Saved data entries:
□ □ □ □

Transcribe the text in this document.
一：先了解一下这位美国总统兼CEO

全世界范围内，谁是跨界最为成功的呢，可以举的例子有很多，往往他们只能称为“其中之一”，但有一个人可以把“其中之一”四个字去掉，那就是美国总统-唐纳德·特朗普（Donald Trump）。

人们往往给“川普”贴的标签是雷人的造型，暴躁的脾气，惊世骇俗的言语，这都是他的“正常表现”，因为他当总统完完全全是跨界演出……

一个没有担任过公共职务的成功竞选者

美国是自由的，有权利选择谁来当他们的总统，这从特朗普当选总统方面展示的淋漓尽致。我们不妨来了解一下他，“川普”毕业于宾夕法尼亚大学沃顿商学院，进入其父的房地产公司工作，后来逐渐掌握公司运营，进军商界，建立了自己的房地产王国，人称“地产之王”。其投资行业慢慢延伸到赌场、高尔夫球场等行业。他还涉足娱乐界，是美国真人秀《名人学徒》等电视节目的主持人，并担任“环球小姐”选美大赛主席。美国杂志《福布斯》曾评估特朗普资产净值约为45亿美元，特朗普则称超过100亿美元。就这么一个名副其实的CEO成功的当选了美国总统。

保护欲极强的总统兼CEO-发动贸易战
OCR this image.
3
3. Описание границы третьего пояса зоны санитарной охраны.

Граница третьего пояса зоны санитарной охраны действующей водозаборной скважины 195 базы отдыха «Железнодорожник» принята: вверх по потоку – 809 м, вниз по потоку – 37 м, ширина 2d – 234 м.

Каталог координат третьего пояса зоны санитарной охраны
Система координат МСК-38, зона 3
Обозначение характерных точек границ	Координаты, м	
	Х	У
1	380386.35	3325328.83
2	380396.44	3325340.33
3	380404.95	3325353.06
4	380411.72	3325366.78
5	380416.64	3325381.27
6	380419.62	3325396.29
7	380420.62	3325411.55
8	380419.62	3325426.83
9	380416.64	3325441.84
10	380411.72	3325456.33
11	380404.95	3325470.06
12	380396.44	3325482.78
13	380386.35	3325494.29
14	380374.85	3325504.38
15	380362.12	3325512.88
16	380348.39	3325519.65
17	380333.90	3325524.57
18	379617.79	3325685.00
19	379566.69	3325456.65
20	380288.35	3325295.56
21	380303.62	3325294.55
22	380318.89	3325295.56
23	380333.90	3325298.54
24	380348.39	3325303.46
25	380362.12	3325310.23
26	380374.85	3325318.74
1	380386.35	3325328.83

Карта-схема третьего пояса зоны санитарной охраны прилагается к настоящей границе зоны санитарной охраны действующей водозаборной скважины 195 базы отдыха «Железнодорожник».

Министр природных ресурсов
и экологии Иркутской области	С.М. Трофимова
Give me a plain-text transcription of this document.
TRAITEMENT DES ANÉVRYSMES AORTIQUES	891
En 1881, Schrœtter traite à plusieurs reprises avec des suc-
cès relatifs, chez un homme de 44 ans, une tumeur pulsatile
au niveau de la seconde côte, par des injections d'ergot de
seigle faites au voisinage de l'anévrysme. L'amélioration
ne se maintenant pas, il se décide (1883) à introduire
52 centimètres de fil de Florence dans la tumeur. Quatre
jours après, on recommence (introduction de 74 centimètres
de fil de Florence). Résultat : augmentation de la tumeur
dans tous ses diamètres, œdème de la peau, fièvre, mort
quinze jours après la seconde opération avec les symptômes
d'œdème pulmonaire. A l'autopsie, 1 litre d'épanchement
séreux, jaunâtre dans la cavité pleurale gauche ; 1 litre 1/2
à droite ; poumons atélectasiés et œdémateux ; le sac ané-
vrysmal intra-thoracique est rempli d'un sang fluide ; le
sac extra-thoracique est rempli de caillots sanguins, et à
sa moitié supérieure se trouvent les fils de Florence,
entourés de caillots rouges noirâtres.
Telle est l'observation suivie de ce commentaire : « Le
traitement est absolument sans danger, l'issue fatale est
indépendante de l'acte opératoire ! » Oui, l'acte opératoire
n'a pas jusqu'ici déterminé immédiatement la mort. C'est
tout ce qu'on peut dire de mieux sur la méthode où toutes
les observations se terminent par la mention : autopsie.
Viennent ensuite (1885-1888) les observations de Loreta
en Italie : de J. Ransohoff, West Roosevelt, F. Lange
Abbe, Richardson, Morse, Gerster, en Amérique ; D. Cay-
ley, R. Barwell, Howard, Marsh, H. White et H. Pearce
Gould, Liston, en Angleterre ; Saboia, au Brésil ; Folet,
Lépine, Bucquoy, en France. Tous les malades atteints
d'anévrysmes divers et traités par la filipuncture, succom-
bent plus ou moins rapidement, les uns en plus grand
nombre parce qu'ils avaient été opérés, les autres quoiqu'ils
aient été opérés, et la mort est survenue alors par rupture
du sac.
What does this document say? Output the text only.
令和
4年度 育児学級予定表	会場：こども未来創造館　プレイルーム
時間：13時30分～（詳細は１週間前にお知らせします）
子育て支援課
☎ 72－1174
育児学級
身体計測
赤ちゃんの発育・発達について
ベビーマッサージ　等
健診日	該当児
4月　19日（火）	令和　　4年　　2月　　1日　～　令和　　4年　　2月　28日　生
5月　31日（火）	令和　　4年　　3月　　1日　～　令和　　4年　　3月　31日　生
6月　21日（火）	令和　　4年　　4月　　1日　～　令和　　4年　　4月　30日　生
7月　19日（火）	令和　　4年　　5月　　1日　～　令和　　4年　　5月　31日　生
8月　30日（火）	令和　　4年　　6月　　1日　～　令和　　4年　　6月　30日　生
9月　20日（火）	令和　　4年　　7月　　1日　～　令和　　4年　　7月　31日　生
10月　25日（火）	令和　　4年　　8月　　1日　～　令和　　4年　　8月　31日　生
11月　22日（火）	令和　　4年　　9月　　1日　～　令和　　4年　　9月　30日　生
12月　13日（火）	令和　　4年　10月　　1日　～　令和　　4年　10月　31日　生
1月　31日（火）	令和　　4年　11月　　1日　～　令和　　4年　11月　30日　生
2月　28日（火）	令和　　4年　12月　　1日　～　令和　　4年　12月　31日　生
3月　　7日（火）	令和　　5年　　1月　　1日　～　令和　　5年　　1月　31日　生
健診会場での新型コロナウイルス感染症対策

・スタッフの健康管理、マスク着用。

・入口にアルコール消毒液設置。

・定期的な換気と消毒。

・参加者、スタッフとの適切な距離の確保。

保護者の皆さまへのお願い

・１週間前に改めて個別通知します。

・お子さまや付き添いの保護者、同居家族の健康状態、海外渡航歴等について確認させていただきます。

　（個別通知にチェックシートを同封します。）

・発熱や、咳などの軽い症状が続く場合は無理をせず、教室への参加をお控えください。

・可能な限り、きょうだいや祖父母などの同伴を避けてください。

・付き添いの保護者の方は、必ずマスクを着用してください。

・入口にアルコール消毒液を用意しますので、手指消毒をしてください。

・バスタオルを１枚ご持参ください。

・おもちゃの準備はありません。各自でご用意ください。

□ □ □ □

THE REQUEST »
Every entry above needs to be quoted exactly.

WRITTEN ANSWER »
Transcribe the text in this document.
一：先了解一下这位美国总统兼CEO

全世界范围内，谁是跨界最为成功的呢，可以举的例子有很多，往往他们只能称为“其中之一”，但有一个人可以把“其中之一”四个字去掉，那就是美国总统-唐纳德·特朗普（Donald Trump）。

人们往往给“川普”贴的标签是雷人的造型，暴躁的脾气，惊世骇俗的言语，这都是他的“正常表现”，因为他当总统完完全全是跨界演出……

一个没有担任过公共职务的成功竞选者

美国是自由的，有权利选择谁来当他们的总统，这从特朗普当选总统方面展示的淋漓尽致。我们不妨来了解一下他，“川普”毕业于宾夕法尼亚大学沃顿商学院，进入其父的房地产公司工作，后来逐渐掌握公司运营，进军商界，建立了自己的房地产王国，人称“地产之王”。其投资行业慢慢延伸到赌场、高尔夫球场等行业。他还涉足娱乐界，是美国真人秀《名人学徒》等电视节目的主持人，并担任“环球小姐”选美大赛主席。美国杂志《福布斯》曾评估特朗普资产净值约为45亿美元，特朗普则称超过100亿美元。就这么一个名副其实的CEO成功的当选了美国总统。

保护欲极强的总统兼CEO-发动贸易战
OCR this image.
3
3. Описание границы третьего пояса зоны санитарной охраны.

Граница третьего пояса зоны санитарной охраны действующей водозаборной скважины 195 базы отдыха «Железнодорожник» принята: вверх по потоку – 809 м, вниз по потоку – 37 м, ширина 2d – 234 м.

Каталог координат третьего пояса зоны санитарной охраны
Система координат МСК-38, зона 3
Обозначение характерных точек границ	Координаты, м	
	Х	У
1	380386.35	3325328.83
2	380396.44	3325340.33
3	380404.95	3325353.06
4	380411.72	3325366.78
5	380416.64	3325381.27
6	380419.62	3325396.29
7	380420.62	3325411.55
8	380419.62	3325426.83
9	380416.64	3325441.84
10	380411.72	3325456.33
11	380404.95	3325470.06
12	380396.44	3325482.78
13	380386.35	3325494.29
14	380374.85	3325504.38
15	380362.12	3325512.88
16	380348.39	3325519.65
17	380333.90	3325524.57
18	379617.79	3325685.00
19	379566.69	3325456.65
20	380288.35	3325295.56
21	380303.62	3325294.55
22	380318.89	3325295.56
23	380333.90	3325298.54
24	380348.39	3325303.46
25	380362.12	3325310.23
26	380374.85	3325318.74
1	380386.35	3325328.83

Карта-схема третьего пояса зоны санитарной охраны прилагается к настоящей границе зоны санитарной охраны действующей водозаборной скважины 195 базы отдыха «Железнодорожник».

Министр природных ресурсов
и экологии Иркутской области	С.М. Трофимова
Give me a plain-text transcription of this document.
TRAITEMENT DES ANÉVRYSMES AORTIQUES	891
En 1881, Schrœtter traite à plusieurs reprises avec des suc-
cès relatifs, chez un homme de 44 ans, une tumeur pulsatile
au niveau de la seconde côte, par des injections d'ergot de
seigle faites au voisinage de l'anévrysme. L'amélioration
ne se maintenant pas, il se décide (1883) à introduire
52 centimètres de fil de Florence dans la tumeur. Quatre
jours après, on recommence (introduction de 74 centimètres
de fil de Florence). Résultat : augmentation de la tumeur
dans tous ses diamètres, œdème de la peau, fièvre, mort
quinze jours après la seconde opération avec les symptômes
d'œdème pulmonaire. A l'autopsie, 1 litre d'épanchement
séreux, jaunâtre dans la cavité pleurale gauche ; 1 litre 1/2
à droite ; poumons atélectasiés et œdémateux ; le sac ané-
vrysmal intra-thoracique est rempli d'un sang fluide ; le
sac extra-thoracique est rempli de caillots sanguins, et à
sa moitié supérieure se trouvent les fils de Florence,
entourés de caillots rouges noirâtres.
Telle est l'observation suivie de ce commentaire : « Le
traitement est absolument sans danger, l'issue fatale est
indépendante de l'acte opératoire ! » Oui, l'acte opératoire
n'a pas jusqu'ici déterminé immédiatement la mort. C'est
tout ce qu'on peut dire de mieux sur la méthode où toutes
les observations se terminent par la mention : autopsie.
Viennent ensuite (1885-1888) les observations de Loreta
en Italie : de J. Ransohoff, West Roosevelt, F. Lange
Abbe, Richardson, Morse, Gerster, en Amérique ; D. Cay-
ley, R. Barwell, Howard, Marsh, H. White et H. Pearce
Gould, Liston, en Angleterre ; Saboia, au Brésil ; Folet,
Lépine, Bucquoy, en France. Tous les malades atteints
d'anévrysmes divers et traités par la filipuncture, succom-
bent plus ou moins rapidement, les uns en plus grand
nombre parce qu'ils avaient été opérés, les autres quoiqu'ils
aient été opérés, et la mort est survenue alors par rupture
du sac.
What does this document say? Output the text only.
令和
4年度 育児学級予定表	会場：こども未来創造館　プレイルーム
時間：13時30分～（詳細は１週間前にお知らせします）
子育て支援課
☎ 72－1174
育児学級
身体計測
赤ちゃんの発育・発達について
ベビーマッサージ　等
健診日	該当児
4月　19日（火）	令和　　4年　　2月　　1日　～　令和　　4年　　2月　28日　生
5月　31日（火）	令和　　4年　　3月　　1日　～　令和　　4年　　3月　31日　生
6月　21日（火）	令和　　4年　　4月　　1日　～　令和　　4年　　4月　30日　生
7月　19日（火）	令和　　4年　　5月　　1日　～　令和　　4年　　5月　31日　生
8月　30日（火）	令和　　4年　　6月　　1日　～　令和　　4年　　6月　30日　生
9月　20日（火）	令和　　4年　　7月　　1日　～　令和　　4年　　7月　31日　生
10月　25日（火）	令和　　4年　　8月　　1日　～　令和　　4年　　8月　31日　生
11月　22日（火）	令和　　4年　　9月　　1日　～　令和　　4年　　9月　30日　生
12月　13日（火）	令和　　4年　10月　　1日　～　令和　　4年　10月　31日　生
1月　31日（火）	令和　　4年　11月　　1日　～　令和　　4年　11月　30日　生
2月　28日（火）	令和　　4年　12月　　1日　～　令和　　4年　12月　31日　生
3月　　7日（火）	令和　　5年　　1月　　1日　～　令和　　5年　　1月　31日　生
健診会場での新型コロナウイルス感染症対策

・スタッフの健康管理、マスク着用。

・入口にアルコール消毒液設置。

・定期的な換気と消毒。

・参加者、スタッフとの適切な距離の確保。

保護者の皆さまへのお願い

・１週間前に改めて個別通知します。

・お子さまや付き添いの保護者、同居家族の健康状態、海外渡航歴等について確認させていただきます。

　（個別通知にチェックシートを同封します。）

・発熱や、咳などの軽い症状が続く場合は無理をせず、教室への参加をお控えください。

・可能な限り、きょうだいや祖父母などの同伴を避けてください。

・付き添いの保護者の方は、必ずマスクを着用してください。

・入口にアルコール消毒液を用意しますので、手指消毒をしてください。

・バスタオルを１枚ご持参ください。

・おもちゃの準備はありません。各自でご用意ください。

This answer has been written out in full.